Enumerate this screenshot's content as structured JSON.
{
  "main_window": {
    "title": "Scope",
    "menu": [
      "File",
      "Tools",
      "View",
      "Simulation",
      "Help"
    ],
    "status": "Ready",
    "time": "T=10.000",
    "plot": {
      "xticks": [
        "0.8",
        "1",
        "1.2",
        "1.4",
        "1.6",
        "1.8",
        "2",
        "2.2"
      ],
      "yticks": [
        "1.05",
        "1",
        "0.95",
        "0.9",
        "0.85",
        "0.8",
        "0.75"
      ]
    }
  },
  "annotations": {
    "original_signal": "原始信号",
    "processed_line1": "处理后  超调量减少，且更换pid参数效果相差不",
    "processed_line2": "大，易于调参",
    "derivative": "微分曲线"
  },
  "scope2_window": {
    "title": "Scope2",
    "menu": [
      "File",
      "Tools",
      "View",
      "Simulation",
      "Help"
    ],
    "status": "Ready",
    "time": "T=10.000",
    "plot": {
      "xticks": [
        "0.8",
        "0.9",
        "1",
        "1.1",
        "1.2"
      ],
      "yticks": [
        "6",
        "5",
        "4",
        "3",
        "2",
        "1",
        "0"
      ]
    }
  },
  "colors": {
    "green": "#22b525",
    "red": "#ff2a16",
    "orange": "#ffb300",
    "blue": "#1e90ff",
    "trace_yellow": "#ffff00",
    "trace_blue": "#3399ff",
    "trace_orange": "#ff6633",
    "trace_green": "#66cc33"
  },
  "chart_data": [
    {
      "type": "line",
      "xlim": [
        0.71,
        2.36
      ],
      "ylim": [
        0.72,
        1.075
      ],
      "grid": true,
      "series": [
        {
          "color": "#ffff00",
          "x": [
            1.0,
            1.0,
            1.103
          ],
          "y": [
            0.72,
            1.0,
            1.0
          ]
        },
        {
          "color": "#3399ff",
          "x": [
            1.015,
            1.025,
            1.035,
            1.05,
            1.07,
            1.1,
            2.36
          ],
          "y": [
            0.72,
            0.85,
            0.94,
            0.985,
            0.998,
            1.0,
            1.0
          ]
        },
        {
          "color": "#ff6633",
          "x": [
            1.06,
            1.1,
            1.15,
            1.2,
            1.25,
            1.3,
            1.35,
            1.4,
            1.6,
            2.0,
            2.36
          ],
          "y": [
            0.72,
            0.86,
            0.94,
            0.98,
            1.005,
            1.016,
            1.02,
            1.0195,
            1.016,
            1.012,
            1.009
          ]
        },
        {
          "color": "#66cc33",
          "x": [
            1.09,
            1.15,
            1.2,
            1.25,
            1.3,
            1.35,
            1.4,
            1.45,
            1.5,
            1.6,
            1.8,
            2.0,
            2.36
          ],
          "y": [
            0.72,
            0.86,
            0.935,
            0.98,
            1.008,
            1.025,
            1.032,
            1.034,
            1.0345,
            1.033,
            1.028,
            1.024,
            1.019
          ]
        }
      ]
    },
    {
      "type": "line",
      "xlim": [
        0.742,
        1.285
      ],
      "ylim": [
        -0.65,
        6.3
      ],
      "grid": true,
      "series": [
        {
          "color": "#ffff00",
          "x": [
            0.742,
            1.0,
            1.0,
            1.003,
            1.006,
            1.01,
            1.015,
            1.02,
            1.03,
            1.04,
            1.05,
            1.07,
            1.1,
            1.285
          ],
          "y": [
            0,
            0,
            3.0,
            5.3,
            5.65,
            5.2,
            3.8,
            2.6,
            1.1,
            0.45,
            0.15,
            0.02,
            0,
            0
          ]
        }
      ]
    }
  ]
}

+++

• _Set problem_: Take the records above and return them exactly as written.

• _Task output_:
Enumerate this screenshot's content as structured JSON.
{
  "main_window": {
    "title": "Scope",
    "menu": [
      "File",
      "Tools",
      "View",
      "Simulation",
      "Help"
    ],
    "status": "Ready",
    "time": "T=10.000",
    "plot": {
      "xticks": [
        "0.8",
        "1",
        "1.2",
        "1.4",
        "1.6",
        "1.8",
        "2",
        "2.2"
      ],
      "yticks": [
        "1.05",
        "1",
        "0.95",
        "0.9",
        "0.85",
        "0.8",
        "0.75"
      ]
    }
  },
  "annotations": {
    "original_signal": "原始信号",
    "processed_line1": "处理后  超调量减少，且更换pid参数效果相差不",
    "processed_line2": "大，易于调参",
    "derivative": "微分曲线"
  },
  "scope2_window": {
    "title": "Scope2",
    "menu": [
      "File",
      "Tools",
      "View",
      "Simulation",
      "Help"
    ],
    "status": "Ready",
    "time": "T=10.000",
    "plot": {
      "xticks": [
        "0.8",
        "0.9",
        "1",
        "1.1",
        "1.2"
      ],
      "yticks": [
        "6",
        "5",
        "4",
        "3",
        "2",
        "1",
        "0"
      ]
    }
  },
  "colors": {
    "green": "#22b525",
    "red": "#ff2a16",
    "orange": "#ffb300",
    "blue": "#1e90ff",
    "trace_yellow": "#ffff00",
    "trace_blue": "#3399ff",
    "trace_orange": "#ff6633",
    "trace_green": "#66cc33"
  },
  "chart_data": [
    {
      "type": "line",
      "xlim": [
        0.71,
        2.36
      ],
      "ylim": [
        0.72,
        1.075
      ],
      "grid": true,
      "series": [
        {
          "color": "#ffff00",
          "x": [
            1.0,
            1.0,
            1.103
          ],
          "y": [
            0.72,
            1.0,
            1.0
          ]
        },
        {
          "color": "#3399ff",
          "x": [
            1.015,
            1.025,
            1.035,
            1.05,
            1.07,
            1.1,
            2.36
          ],
          "y": [
            0.72,
            0.85,
            0.94,
            0.985,
            0.998,
            1.0,
            1.0
          ]
        },
        {
          "color": "#ff6633",
          "x": [
            1.06,
            1.1,
            1.15,
            1.2,
            1.25,
            1.3,
            1.35,
            1.4,
            1.6,
            2.0,
            2.36
          ],
          "y": [
            0.72,
            0.86,
            0.94,
            0.98,
            1.005,
            1.016,
            1.02,
            1.0195,
            1.016,
            1.012,
            1.009
          ]
        },
        {
          "color": "#66cc33",
          "x": [
            1.09,
            1.15,
            1.2,
            1.25,
            1.3,
            1.35,
            1.4,
            1.45,
            1.5,
            1.6,
            1.8,
            2.0,
            2.36
          ],
          "y": [
            0.72,
            0.86,
            0.935,
            0.98,
            1.008,
            1.025,
            1.032,
            1.034,
            1.0345,
            1.033,
            1.028,
            1.024,
            1.019
          ]
        }
      ]
    },
    {
      "type": "line",
      "xlim": [
        0.742,
        1.285
      ],
      "ylim": [
        -0.65,
        6.3
      ],
      "grid": true,
      "series": [
        {
          "color": "#ffff00",
          "x": [
            0.742,
            1.0,
            1.0,
            1.003,
            1.006,
            1.01,
            1.015,
            1.02,
            1.03,
            1.04,
            1.05,
            1.07,
            1.1,
            1.285
          ],
          "y": [
            0,
            0,
            3.0,
            5.3,
            5.65,
            5.2,
            3.8,
            2.6,
            1.1,
            0.45,
            0.15,
            0.02,
            0,
            0
          ]
        }
      ]
    }
  ]
}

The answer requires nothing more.